▸ **The problem**
In the text below about Sanofi's business in India, translate this sentence into French: "Prayas aims to disseminate new information to doctors in rural areas."

▸ **Text section**
════════════════════

So, Hoechst, which faded into oblivion, as the company went through a series of changes in a dynamic business environment in the last two decades, is all set to resurface. The Hoechst business unit, (earlier the primary healthcare division) is targeting an incremental turnover of Rs 500 crore over the next five years. It will push the drugs into tier II cities with the help of 300 medical representatives and 75 area managers. The company in August launched these products in three statesUP, Bihar and West Bengal. From January, these will be launched in Andhra Pradesh, Maharashtra and Madhya Pradesh.
Sanofi has another four business units in India, namely cardiovascular disease & metabolic, hospital & oncology, central nervous system (CNS) & internal medicine and the vaccines division (Sanofi Pasteur).
The company is getting into 15 molecules in India for the first time to target these markets. Sanofi says the move is an entry point, and going forward, it could have a few more brands and molecules in acute therapy.
As a first step towards the rural push, the company has launched Prayas, (meaning endeavor), where specialists share latest medical knowledge and clinical experience with general practitioners based in smaller towns and villages. Sanofi has already conducted 554 workshops and three modules on respiratory diseases during the pilot phase for over 3,200 doctors across the three states.
Prayas aims to disseminate new information to doctors in rural areas. There is a real gap in doctors trying to learn new ways of diagnosis and treatment. The gap between incidence of diseases and treatment is huge, Shailesh Aiyyangar, managing director, Sanofi Aventis India, told FE in an interview.
Sanofi-Aventis in India operates through three entitiesAventis Pharma Limited, Sanofi-Synthelabo (India) Limited and Sanofi Pasteur India Private Limited, and has 25 major products in seven major therapeutic areas in India.

════════════════════

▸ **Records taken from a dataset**
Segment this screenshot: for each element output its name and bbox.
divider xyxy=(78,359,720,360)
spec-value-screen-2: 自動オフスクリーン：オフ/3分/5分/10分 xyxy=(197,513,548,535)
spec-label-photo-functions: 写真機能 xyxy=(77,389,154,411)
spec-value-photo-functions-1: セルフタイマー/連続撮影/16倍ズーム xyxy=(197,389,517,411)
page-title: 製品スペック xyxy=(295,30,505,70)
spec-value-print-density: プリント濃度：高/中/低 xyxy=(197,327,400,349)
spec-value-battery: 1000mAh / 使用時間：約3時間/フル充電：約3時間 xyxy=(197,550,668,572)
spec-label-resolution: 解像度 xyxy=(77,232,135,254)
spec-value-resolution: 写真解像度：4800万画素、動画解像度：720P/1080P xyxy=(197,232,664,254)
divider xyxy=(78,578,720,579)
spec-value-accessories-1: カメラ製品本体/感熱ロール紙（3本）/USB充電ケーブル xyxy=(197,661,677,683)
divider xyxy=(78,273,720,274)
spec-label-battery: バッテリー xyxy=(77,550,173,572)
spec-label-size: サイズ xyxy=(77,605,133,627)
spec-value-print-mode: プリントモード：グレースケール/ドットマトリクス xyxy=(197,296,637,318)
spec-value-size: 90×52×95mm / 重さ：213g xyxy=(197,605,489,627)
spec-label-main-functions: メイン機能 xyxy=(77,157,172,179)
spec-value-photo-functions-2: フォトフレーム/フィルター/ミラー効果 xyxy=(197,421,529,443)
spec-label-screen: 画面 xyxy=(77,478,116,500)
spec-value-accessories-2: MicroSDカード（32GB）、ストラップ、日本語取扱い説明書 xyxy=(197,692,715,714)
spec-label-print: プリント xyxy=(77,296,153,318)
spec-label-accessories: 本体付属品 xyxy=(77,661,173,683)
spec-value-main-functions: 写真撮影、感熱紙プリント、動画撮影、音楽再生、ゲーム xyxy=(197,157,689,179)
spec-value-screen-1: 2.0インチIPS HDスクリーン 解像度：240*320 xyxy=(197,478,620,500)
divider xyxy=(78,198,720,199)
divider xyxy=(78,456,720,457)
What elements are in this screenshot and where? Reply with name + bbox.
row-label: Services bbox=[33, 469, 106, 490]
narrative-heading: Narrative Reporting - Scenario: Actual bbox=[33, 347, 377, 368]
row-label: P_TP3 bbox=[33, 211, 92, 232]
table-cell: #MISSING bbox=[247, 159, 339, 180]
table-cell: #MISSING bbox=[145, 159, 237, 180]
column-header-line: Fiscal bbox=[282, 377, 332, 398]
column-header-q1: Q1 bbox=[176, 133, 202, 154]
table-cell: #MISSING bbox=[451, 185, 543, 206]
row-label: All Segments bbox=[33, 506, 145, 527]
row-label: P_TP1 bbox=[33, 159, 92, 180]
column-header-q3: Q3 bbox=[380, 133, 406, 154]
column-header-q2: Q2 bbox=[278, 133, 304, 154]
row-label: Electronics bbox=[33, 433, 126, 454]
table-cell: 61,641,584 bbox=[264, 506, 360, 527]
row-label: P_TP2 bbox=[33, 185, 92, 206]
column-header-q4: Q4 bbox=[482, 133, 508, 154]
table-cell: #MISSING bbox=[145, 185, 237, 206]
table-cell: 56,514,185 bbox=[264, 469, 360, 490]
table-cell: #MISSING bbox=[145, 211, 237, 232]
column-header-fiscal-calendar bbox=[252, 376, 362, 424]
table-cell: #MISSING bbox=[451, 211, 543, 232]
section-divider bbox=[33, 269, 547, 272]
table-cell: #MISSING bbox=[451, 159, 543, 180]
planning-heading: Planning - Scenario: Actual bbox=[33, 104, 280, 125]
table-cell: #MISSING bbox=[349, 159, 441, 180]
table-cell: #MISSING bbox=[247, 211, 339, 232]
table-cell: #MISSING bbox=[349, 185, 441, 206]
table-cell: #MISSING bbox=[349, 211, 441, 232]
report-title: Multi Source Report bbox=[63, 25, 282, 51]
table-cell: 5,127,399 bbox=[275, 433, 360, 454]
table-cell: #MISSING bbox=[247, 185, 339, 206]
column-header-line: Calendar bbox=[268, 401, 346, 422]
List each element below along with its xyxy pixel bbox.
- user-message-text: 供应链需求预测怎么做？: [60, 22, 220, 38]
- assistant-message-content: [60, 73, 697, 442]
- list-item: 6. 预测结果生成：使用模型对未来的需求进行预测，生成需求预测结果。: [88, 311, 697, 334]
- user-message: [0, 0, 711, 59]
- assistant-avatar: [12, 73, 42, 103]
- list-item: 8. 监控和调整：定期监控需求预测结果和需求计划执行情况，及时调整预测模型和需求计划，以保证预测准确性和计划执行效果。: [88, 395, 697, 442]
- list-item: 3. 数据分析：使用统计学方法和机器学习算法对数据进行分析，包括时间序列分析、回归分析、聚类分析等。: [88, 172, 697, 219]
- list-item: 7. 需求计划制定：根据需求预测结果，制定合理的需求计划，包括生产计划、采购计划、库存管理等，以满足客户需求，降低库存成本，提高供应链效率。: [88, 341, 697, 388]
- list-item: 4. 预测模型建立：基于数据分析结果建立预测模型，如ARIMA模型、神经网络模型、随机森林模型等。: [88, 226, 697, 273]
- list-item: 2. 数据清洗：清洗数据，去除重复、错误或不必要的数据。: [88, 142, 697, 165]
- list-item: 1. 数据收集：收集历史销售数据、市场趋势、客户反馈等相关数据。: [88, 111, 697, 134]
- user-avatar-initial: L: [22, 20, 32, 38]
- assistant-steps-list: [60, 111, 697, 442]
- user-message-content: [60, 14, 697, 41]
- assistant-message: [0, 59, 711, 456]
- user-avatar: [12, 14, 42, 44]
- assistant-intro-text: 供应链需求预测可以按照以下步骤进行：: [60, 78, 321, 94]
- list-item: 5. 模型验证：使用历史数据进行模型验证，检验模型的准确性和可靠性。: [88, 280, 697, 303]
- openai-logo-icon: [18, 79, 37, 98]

════════════════════

▸ **Written answer**
Prayas vise à diffuser de nouvelles informations auprès des médecins des zones rurales.